Aim of the exercise — Select every line holding the word "years" and copy it.

-- begin Provided entries --

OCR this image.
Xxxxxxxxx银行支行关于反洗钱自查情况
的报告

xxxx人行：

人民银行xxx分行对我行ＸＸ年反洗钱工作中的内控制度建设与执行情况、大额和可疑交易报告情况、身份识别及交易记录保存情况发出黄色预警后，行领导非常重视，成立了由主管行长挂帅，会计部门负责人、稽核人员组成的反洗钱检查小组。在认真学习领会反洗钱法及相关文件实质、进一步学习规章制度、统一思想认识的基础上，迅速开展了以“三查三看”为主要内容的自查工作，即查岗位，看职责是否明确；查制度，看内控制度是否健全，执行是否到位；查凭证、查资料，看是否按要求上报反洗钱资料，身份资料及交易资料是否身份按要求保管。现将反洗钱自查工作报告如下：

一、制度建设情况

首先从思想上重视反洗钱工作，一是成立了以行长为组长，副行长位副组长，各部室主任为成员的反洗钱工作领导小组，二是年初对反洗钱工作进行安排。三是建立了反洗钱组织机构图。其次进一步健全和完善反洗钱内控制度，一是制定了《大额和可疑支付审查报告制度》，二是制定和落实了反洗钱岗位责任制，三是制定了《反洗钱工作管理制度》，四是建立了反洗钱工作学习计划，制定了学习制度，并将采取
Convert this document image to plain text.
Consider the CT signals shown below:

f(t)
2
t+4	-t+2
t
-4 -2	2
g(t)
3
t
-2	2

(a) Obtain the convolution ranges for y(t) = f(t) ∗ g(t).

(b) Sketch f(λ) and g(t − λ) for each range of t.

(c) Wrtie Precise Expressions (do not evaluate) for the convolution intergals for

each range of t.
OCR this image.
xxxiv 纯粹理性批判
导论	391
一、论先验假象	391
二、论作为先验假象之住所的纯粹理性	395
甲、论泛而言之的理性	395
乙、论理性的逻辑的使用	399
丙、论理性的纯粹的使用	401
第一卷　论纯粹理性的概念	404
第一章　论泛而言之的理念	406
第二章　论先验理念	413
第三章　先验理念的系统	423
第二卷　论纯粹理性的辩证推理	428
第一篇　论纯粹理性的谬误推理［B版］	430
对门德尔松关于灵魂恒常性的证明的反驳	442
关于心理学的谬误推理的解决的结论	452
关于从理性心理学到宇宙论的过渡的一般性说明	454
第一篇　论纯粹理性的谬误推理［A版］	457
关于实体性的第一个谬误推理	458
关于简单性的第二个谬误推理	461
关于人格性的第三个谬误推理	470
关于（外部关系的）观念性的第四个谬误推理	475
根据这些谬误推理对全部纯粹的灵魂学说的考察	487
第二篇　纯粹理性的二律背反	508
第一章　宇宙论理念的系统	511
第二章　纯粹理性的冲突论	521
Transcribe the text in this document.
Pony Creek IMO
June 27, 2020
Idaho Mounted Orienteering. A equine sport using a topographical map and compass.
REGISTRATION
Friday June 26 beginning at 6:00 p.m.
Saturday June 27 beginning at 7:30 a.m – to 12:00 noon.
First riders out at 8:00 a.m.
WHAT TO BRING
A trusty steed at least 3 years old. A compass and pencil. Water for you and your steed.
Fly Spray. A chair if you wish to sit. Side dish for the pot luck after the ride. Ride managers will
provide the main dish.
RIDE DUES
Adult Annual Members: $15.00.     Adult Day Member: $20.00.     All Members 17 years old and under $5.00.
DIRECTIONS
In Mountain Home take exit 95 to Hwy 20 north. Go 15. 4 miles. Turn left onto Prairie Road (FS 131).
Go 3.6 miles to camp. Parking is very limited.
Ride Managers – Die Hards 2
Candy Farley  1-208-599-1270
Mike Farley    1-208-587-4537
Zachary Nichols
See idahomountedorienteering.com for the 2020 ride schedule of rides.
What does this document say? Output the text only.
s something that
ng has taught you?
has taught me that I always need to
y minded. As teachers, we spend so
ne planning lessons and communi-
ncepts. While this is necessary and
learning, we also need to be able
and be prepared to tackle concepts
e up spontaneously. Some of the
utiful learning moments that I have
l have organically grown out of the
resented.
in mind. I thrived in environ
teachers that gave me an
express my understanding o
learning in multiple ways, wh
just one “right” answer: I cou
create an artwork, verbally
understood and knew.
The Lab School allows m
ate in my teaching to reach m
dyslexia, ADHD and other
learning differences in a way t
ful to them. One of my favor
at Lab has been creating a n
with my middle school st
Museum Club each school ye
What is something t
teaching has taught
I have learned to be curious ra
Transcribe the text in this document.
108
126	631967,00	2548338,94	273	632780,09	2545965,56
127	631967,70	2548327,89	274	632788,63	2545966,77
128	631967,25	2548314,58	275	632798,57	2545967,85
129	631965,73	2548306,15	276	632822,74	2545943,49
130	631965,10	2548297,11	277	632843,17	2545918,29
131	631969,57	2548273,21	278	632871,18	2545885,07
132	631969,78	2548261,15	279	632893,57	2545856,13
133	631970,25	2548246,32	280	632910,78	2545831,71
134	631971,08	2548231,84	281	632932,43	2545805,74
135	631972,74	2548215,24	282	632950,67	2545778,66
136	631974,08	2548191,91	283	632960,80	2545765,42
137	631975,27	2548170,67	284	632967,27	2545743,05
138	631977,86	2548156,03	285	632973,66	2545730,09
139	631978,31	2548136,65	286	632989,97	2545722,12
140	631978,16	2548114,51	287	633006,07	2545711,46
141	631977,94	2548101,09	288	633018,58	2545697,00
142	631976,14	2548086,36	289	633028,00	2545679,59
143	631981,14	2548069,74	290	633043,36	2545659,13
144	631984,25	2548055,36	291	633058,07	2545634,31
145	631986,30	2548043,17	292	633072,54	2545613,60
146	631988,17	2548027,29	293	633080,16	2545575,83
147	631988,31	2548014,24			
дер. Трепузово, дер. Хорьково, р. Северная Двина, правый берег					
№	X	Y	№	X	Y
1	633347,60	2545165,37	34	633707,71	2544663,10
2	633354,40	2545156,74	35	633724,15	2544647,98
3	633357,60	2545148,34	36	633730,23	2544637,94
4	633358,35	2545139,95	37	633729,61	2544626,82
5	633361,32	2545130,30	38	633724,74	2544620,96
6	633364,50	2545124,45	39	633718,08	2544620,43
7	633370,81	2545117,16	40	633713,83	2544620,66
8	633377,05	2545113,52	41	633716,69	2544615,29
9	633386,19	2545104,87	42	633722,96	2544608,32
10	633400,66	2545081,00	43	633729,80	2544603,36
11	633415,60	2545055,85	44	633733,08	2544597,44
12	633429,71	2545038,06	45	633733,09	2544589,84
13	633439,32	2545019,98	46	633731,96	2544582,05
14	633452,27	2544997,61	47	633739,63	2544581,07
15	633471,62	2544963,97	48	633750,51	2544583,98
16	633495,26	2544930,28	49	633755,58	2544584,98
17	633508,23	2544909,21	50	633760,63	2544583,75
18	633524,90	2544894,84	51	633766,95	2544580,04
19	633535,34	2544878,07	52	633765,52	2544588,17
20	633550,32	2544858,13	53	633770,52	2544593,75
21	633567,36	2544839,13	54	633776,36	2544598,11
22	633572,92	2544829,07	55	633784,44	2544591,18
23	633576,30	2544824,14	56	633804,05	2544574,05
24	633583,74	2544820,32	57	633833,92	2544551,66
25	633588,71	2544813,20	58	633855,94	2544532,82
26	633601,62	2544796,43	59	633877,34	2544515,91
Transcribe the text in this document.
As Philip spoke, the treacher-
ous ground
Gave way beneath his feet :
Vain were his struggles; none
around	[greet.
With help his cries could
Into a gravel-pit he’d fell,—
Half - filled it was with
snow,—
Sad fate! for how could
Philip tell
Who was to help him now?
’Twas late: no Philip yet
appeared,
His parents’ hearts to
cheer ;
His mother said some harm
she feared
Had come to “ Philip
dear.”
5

-- end Provided entries --

Expected output —
A trusty steed at least 3 years old. A compass and pencil. Water for you and your steed.
Adult Annual Members: $15.00.     Adult Day Member: $20.00.     All Members 17 years old and under $5.00.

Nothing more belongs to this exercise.